• WHAT IS NEEDED: Repeat exactly each line of the data provided below.

- - -

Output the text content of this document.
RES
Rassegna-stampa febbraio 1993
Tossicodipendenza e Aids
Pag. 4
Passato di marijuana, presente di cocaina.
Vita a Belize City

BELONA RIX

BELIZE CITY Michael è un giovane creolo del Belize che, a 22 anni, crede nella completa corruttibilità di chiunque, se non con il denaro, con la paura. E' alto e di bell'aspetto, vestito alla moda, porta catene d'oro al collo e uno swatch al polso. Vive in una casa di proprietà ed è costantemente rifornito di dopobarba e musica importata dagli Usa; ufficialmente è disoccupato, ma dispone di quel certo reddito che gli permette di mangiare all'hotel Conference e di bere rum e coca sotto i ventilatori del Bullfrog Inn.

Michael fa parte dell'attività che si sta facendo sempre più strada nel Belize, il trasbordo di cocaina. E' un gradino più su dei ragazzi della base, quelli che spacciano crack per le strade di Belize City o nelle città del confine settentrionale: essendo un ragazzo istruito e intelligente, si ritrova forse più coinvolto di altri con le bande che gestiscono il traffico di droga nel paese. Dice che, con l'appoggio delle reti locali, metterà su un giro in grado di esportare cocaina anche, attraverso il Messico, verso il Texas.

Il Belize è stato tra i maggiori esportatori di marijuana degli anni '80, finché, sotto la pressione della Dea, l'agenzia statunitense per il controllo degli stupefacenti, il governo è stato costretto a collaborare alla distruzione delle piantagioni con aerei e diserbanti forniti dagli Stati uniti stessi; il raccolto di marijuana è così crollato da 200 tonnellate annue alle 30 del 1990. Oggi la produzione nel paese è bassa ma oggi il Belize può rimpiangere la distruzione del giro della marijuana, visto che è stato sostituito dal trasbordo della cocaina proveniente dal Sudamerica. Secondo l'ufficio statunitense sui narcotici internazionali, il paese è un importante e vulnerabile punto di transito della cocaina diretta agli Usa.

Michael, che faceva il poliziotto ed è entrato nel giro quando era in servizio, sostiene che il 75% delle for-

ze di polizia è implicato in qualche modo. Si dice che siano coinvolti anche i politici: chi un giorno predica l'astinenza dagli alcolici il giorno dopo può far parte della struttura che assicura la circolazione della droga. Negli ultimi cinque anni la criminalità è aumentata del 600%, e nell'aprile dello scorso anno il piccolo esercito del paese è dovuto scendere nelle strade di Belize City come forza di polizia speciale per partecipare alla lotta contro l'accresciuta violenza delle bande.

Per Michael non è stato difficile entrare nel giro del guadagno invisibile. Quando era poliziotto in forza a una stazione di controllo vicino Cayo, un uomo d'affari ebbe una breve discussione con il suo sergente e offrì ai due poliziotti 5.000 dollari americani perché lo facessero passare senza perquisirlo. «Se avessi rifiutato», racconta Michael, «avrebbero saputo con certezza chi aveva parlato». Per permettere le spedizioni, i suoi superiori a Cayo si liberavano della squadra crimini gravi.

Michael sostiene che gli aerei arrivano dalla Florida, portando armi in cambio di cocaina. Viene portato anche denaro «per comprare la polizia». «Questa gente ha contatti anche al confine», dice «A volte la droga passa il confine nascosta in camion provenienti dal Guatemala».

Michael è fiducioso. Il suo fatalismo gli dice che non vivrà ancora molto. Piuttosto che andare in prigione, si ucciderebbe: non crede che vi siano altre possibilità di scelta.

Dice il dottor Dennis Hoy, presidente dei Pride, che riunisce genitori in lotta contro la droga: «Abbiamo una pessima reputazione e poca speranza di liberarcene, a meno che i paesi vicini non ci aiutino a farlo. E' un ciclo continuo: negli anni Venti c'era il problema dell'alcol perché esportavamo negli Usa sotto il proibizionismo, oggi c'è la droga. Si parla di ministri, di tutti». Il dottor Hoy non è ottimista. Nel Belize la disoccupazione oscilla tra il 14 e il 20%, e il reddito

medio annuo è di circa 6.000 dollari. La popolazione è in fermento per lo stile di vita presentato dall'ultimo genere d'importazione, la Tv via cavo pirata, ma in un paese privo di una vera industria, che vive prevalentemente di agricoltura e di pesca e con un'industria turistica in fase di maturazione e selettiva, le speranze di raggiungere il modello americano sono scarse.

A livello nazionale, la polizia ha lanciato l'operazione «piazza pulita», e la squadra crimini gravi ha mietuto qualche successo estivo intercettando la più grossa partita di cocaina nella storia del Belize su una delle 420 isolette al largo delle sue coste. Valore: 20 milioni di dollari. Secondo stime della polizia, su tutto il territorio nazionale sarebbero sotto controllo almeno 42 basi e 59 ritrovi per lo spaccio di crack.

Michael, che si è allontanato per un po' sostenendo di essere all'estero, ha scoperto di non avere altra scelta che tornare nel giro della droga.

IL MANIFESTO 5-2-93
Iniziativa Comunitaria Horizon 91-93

- - -

• EXERCISE SOLUTION:
Output the text content of this document.
RES
Rassegna-stampa febbraio 1993
Tossicodipendenza e Aids
Pag. 4
Passato di marijuana, presente di cocaina.
Vita a Belize City

BELONA RIX

BELIZE CITY Michael è un giovane creolo del Belize che, a 22 anni, crede nella completa corruttibilità di chiunque, se non con il denaro, con la paura. E' alto e di bell'aspetto, vestito alla moda, porta catene d'oro al collo e uno swatch al polso. Vive in una casa di proprietà ed è costantemente rifornito di dopobarba e musica importata dagli Usa; ufficialmente è disoccupato, ma dispone di quel certo reddito che gli permette di mangiare all'hotel Conference e di bere rum e coca sotto i ventilatori del Bullfrog Inn.

Michael fa parte dell'attività che si sta facendo sempre più strada nel Belize, il trasbordo di cocaina. E' un gradino più su dei ragazzi della base, quelli che spacciano crack per le strade di Belize City o nelle città del confine settentrionale: essendo un ragazzo istruito e intelligente, si ritrova forse più coinvolto di altri con le bande che gestiscono il traffico di droga nel paese. Dice che, con l'appoggio delle reti locali, metterà su un giro in grado di esportare cocaina anche, attraverso il Messico, verso il Texas.

Il Belize è stato tra i maggiori esportatori di marijuana degli anni '80, finché, sotto la pressione della Dea, l'agenzia statunitense per il controllo degli stupefacenti, il governo è stato costretto a collaborare alla distruzione delle piantagioni con aerei e diserbanti forniti dagli Stati uniti stessi; il raccolto di marijuana è così crollato da 200 tonnellate annue alle 30 del 1990. Oggi la produzione nel paese è bassa ma oggi il Belize può rimpiangere la distruzione del giro della marijuana, visto che è stato sostituito dal trasbordo della cocaina proveniente dal Sudamerica. Secondo l'ufficio statunitense sui narcotici internazionali, il paese è un importante e vulnerabile punto di transito della cocaina diretta agli Usa.

Michael, che faceva il poliziotto ed è entrato nel giro quando era in servizio, sostiene che il 75% delle for-

ze di polizia è implicato in qualche modo. Si dice che siano coinvolti anche i politici: chi un giorno predica l'astinenza dagli alcolici il giorno dopo può far parte della struttura che assicura la circolazione della droga. Negli ultimi cinque anni la criminalità è aumentata del 600%, e nell'aprile dello scorso anno il piccolo esercito del paese è dovuto scendere nelle strade di Belize City come forza di polizia speciale per partecipare alla lotta contro l'accresciuta violenza delle bande.

Per Michael non è stato difficile entrare nel giro del guadagno invisibile. Quando era poliziotto in forza a una stazione di controllo vicino Cayo, un uomo d'affari ebbe una breve discussione con il suo sergente e offrì ai due poliziotti 5.000 dollari americani perché lo facessero passare senza perquisirlo. «Se avessi rifiutato», racconta Michael, «avrebbero saputo con certezza chi aveva parlato». Per permettere le spedizioni, i suoi superiori a Cayo si liberavano della squadra crimini gravi.

Michael sostiene che gli aerei arrivano dalla Florida, portando armi in cambio di cocaina. Viene portato anche denaro «per comprare la polizia». «Questa gente ha contatti anche al confine», dice «A volte la droga passa il confine nascosta in camion provenienti dal Guatemala».

Michael è fiducioso. Il suo fatalismo gli dice che non vivrà ancora molto. Piuttosto che andare in prigione, si ucciderebbe: non crede che vi siano altre possibilità di scelta.

Dice il dottor Dennis Hoy, presidente dei Pride, che riunisce genitori in lotta contro la droga: «Abbiamo una pessima reputazione e poca speranza di liberarcene, a meno che i paesi vicini non ci aiutino a farlo. E' un ciclo continuo: negli anni Venti c'era il problema dell'alcol perché esportavamo negli Usa sotto il proibizionismo, oggi c'è la droga. Si parla di ministri, di tutti». Il dottor Hoy non è ottimista. Nel Belize la disoccupazione oscilla tra il 14 e il 20%, e il reddito

medio annuo è di circa 6.000 dollari. La popolazione è in fermento per lo stile di vita presentato dall'ultimo genere d'importazione, la Tv via cavo pirata, ma in un paese privo di una vera industria, che vive prevalentemente di agricoltura e di pesca e con un'industria turistica in fase di maturazione e selettiva, le speranze di raggiungere il modello americano sono scarse.

A livello nazionale, la polizia ha lanciato l'operazione «piazza pulita», e la squadra crimini gravi ha mietuto qualche successo estivo intercettando la più grossa partita di cocaina nella storia del Belize su una delle 420 isolette al largo delle sue coste. Valore: 20 milioni di dollari. Secondo stime della polizia, su tutto il territorio nazionale sarebbero sotto controllo almeno 42 basi e 59 ritrovi per lo spaccio di crack.

Michael, che si è allontanato per un po' sostenendo di essere all'estero, ha scoperto di non avere altra scelta che tornare nel giro della droga.

IL MANIFESTO 5-2-93
Iniziativa Comunitaria Horizon 91-93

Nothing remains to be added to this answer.